• _Dataset rows_:
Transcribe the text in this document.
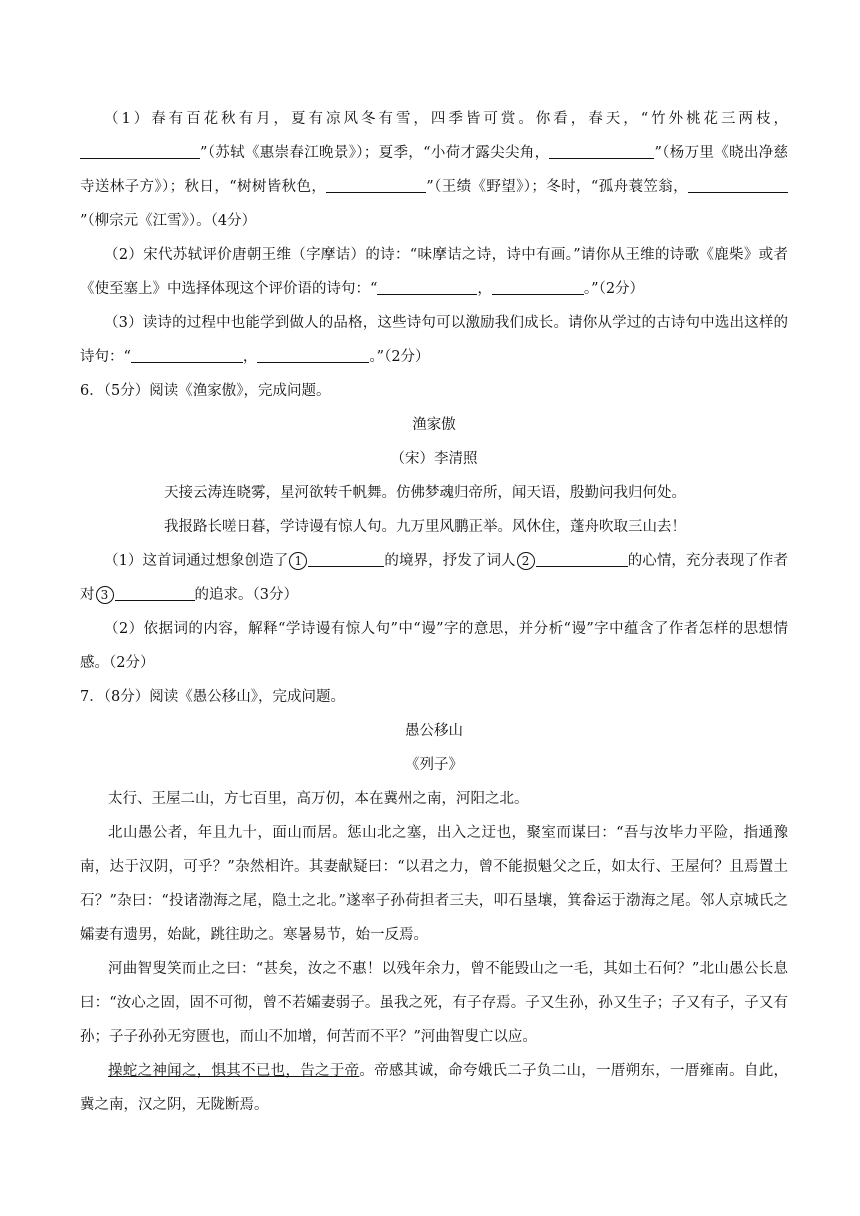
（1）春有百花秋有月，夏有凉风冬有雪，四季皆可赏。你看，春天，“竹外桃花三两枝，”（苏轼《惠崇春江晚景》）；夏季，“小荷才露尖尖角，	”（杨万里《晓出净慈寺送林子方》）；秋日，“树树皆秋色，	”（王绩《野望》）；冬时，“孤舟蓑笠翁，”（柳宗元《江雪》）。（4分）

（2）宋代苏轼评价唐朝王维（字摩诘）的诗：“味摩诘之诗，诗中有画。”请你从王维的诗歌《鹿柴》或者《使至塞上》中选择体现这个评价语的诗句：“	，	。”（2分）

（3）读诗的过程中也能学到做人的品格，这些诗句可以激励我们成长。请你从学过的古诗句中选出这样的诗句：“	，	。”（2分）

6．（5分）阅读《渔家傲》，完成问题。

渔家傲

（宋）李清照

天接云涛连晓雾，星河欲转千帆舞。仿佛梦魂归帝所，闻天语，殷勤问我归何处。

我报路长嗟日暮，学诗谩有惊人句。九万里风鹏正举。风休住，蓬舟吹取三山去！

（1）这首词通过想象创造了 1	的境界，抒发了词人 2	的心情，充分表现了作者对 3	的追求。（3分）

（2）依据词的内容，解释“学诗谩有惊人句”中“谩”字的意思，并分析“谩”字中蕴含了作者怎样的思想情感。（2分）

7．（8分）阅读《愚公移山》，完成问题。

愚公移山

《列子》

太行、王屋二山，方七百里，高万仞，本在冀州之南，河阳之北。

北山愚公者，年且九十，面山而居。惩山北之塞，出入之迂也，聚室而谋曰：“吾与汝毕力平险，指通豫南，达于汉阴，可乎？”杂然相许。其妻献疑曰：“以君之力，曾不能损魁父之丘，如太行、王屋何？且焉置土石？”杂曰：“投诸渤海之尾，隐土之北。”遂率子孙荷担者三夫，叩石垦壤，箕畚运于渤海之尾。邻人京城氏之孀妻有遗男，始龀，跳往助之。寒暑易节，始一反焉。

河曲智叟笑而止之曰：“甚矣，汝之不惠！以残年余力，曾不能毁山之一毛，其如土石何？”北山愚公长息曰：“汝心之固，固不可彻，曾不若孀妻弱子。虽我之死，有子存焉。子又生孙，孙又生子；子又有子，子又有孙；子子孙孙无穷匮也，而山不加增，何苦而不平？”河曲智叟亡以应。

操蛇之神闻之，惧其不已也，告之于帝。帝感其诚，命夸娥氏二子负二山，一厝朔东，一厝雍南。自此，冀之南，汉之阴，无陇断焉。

• _Exercise objective_: Make an exact copy of the data above, pictures excluded.

• _Exercise solution_:
Transcribe the text in this document.
（1）春有百花秋有月，夏有凉风冬有雪，四季皆可赏。你看，春天，“竹外桃花三两枝，”（苏轼《惠崇春江晚景》）；夏季，“小荷才露尖尖角，	”（杨万里《晓出净慈寺送林子方》）；秋日，“树树皆秋色，	”（王绩《野望》）；冬时，“孤舟蓑笠翁，”（柳宗元《江雪》）。（4分）

（2）宋代苏轼评价唐朝王维（字摩诘）的诗：“味摩诘之诗，诗中有画。”请你从王维的诗歌《鹿柴》或者《使至塞上》中选择体现这个评价语的诗句：“	，	。”（2分）

（3）读诗的过程中也能学到做人的品格，这些诗句可以激励我们成长。请你从学过的古诗句中选出这样的诗句：“	，	。”（2分）

6．（5分）阅读《渔家傲》，完成问题。

渔家傲

（宋）李清照

天接云涛连晓雾，星河欲转千帆舞。仿佛梦魂归帝所，闻天语，殷勤问我归何处。

我报路长嗟日暮，学诗谩有惊人句。九万里风鹏正举。风休住，蓬舟吹取三山去！

（1）这首词通过想象创造了 1	的境界，抒发了词人 2	的心情，充分表现了作者对 3	的追求。（3分）

（2）依据词的内容，解释“学诗谩有惊人句”中“谩”字的意思，并分析“谩”字中蕴含了作者怎样的思想情感。（2分）

7．（8分）阅读《愚公移山》，完成问题。

愚公移山

《列子》

太行、王屋二山，方七百里，高万仞，本在冀州之南，河阳之北。

北山愚公者，年且九十，面山而居。惩山北之塞，出入之迂也，聚室而谋曰：“吾与汝毕力平险，指通豫南，达于汉阴，可乎？”杂然相许。其妻献疑曰：“以君之力，曾不能损魁父之丘，如太行、王屋何？且焉置土石？”杂曰：“投诸渤海之尾，隐土之北。”遂率子孙荷担者三夫，叩石垦壤，箕畚运于渤海之尾。邻人京城氏之孀妻有遗男，始龀，跳往助之。寒暑易节，始一反焉。

河曲智叟笑而止之曰：“甚矣，汝之不惠！以残年余力，曾不能毁山之一毛，其如土石何？”北山愚公长息曰：“汝心之固，固不可彻，曾不若孀妻弱子。虽我之死，有子存焉。子又生孙，孙又生子；子又有子，子又有孙；子子孙孙无穷匮也，而山不加增，何苦而不平？”河曲智叟亡以应。

操蛇之神闻之，惧其不已也，告之于帝。帝感其诚，命夸娥氏二子负二山，一厝朔东，一厝雍南。自此，冀之南，汉之阴，无陇断焉。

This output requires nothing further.